Objective: Pull each line containing "分割払い例" out of the data and copy it.

Data to use:
--- BEGIN ---

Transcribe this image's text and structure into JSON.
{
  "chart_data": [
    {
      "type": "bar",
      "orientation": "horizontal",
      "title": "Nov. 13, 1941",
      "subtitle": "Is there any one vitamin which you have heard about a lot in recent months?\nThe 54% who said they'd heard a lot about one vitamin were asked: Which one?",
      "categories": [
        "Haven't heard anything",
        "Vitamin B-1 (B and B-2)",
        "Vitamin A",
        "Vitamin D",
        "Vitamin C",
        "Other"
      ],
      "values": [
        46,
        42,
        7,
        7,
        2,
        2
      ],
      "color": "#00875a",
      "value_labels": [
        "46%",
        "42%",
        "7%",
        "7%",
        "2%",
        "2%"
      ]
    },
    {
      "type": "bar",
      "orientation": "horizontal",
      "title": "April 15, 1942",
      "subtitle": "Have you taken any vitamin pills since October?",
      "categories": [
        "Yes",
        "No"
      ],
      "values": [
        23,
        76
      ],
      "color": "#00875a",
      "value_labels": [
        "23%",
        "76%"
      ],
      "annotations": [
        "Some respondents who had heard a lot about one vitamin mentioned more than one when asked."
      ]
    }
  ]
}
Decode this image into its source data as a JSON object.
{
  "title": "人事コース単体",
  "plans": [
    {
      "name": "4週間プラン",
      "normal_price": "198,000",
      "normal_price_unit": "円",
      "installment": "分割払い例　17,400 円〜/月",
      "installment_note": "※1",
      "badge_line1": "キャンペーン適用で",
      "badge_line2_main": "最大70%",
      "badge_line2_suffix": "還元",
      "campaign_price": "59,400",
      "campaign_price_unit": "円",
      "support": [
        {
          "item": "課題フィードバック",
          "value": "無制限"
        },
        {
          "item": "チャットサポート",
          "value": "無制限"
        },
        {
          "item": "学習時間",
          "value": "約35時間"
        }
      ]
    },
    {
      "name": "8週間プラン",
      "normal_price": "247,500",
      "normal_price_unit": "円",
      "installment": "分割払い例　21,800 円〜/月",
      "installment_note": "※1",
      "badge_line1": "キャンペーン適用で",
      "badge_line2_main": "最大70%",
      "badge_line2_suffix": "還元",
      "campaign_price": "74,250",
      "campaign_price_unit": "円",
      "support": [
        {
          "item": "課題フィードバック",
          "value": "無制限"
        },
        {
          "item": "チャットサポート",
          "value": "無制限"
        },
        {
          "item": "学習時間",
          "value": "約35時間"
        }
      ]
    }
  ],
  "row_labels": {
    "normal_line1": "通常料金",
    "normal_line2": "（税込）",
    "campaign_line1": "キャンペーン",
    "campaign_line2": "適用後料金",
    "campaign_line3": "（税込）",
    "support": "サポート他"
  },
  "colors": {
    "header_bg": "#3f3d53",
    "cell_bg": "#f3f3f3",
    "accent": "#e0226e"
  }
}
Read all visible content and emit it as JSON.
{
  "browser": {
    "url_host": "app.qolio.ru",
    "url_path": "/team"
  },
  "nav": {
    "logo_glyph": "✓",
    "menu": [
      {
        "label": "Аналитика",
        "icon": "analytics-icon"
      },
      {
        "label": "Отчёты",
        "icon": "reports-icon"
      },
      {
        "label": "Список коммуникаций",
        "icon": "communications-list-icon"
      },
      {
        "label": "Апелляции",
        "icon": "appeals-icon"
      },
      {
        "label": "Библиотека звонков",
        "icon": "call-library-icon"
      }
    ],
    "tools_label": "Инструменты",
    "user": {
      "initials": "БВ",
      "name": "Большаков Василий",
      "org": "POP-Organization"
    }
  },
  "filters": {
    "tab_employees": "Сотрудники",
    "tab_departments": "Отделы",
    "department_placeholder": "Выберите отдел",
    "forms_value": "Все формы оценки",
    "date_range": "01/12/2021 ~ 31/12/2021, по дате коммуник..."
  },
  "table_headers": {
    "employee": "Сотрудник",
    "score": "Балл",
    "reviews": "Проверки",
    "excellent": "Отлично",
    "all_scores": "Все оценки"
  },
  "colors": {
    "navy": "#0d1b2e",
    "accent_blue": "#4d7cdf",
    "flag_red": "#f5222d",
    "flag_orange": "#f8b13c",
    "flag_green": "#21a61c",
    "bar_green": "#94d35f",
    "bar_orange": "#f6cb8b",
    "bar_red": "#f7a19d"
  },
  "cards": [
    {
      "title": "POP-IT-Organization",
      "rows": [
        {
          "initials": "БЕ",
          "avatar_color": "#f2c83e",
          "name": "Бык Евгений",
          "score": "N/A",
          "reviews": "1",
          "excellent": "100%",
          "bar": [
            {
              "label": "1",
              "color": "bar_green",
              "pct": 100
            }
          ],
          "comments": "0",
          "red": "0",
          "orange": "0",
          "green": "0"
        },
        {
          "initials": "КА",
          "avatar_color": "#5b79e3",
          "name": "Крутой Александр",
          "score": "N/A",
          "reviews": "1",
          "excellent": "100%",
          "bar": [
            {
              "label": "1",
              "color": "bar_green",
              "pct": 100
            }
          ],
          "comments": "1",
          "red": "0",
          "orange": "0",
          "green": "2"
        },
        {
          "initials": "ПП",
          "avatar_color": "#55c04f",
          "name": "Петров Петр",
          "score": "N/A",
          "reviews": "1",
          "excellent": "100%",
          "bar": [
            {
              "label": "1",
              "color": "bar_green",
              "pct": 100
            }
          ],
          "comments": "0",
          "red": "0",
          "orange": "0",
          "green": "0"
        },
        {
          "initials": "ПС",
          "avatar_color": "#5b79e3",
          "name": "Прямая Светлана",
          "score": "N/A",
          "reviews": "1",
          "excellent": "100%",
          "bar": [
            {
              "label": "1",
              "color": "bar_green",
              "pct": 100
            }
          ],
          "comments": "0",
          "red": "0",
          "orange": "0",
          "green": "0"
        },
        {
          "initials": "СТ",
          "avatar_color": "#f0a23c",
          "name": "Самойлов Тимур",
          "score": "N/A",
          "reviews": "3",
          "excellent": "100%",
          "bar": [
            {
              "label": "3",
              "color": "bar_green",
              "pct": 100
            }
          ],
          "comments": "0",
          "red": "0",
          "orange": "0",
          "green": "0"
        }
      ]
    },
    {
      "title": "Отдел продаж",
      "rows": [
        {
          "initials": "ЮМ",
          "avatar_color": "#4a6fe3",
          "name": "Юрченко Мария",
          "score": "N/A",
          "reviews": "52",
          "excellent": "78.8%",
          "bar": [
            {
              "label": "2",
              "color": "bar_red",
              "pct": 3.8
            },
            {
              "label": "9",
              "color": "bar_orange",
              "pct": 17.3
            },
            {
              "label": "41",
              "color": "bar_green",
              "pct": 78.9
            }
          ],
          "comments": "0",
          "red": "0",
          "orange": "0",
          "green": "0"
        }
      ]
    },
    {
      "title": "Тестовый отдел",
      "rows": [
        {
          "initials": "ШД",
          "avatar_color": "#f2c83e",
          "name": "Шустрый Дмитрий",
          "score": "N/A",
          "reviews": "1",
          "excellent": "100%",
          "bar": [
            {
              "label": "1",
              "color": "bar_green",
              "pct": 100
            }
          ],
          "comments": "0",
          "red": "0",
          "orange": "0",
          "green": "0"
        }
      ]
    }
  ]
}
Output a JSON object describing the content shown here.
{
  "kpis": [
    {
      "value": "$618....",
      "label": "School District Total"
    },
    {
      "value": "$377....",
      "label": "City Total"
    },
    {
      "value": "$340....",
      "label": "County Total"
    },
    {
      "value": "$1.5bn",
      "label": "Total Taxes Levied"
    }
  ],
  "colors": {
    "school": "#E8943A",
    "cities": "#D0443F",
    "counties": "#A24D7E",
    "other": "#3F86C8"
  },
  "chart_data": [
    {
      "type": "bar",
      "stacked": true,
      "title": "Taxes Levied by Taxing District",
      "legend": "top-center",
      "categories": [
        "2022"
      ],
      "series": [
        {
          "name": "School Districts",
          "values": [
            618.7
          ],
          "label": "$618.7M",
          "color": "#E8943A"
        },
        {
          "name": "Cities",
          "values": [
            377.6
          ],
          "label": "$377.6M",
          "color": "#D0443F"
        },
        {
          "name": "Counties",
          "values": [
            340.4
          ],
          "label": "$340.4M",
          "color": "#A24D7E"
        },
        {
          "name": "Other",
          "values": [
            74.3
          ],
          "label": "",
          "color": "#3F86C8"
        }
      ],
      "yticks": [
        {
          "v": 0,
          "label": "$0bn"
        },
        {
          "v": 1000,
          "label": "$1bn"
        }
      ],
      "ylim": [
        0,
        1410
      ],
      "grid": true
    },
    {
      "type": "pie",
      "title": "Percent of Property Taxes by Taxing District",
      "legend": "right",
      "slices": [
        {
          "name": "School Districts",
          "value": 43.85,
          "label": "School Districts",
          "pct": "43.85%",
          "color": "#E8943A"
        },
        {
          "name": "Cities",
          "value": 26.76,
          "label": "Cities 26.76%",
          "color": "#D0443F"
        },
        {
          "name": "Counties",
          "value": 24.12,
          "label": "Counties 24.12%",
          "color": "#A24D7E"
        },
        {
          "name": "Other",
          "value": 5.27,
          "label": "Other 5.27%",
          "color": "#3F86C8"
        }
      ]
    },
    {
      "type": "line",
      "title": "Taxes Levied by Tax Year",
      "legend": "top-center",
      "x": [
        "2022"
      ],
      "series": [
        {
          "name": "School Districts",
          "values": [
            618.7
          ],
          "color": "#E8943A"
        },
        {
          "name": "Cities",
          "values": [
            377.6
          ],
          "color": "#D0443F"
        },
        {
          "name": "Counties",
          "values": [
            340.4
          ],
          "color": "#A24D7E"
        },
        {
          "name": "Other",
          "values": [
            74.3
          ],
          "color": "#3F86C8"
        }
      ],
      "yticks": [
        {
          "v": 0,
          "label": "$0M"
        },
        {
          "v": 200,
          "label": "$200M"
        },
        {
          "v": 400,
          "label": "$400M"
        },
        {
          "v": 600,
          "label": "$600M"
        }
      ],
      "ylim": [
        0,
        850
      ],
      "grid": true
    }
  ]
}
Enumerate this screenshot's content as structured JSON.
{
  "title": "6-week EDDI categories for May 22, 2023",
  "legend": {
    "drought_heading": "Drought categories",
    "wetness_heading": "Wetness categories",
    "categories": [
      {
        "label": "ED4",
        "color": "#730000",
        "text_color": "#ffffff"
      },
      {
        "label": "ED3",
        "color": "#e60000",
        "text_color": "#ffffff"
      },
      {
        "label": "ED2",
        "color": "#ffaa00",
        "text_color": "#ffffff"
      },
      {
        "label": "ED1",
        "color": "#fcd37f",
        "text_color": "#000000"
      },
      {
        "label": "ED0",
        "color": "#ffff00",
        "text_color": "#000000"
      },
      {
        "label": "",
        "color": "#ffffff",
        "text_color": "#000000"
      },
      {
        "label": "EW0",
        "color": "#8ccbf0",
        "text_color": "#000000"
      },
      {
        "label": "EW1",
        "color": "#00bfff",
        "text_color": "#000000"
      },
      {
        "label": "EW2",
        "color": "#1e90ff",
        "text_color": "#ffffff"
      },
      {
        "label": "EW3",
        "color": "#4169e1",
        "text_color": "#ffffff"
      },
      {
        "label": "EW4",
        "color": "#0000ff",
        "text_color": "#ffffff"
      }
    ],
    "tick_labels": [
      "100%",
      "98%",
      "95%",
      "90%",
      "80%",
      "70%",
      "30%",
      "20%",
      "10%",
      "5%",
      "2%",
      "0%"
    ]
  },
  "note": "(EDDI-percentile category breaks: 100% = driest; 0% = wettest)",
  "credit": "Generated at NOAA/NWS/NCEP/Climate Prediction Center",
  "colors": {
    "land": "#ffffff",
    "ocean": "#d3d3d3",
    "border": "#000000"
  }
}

--- END ---

The completed task:
      "installment": "分割払い例　17,400 円〜/月",
      "installment": "分割払い例　21,800 円〜/月",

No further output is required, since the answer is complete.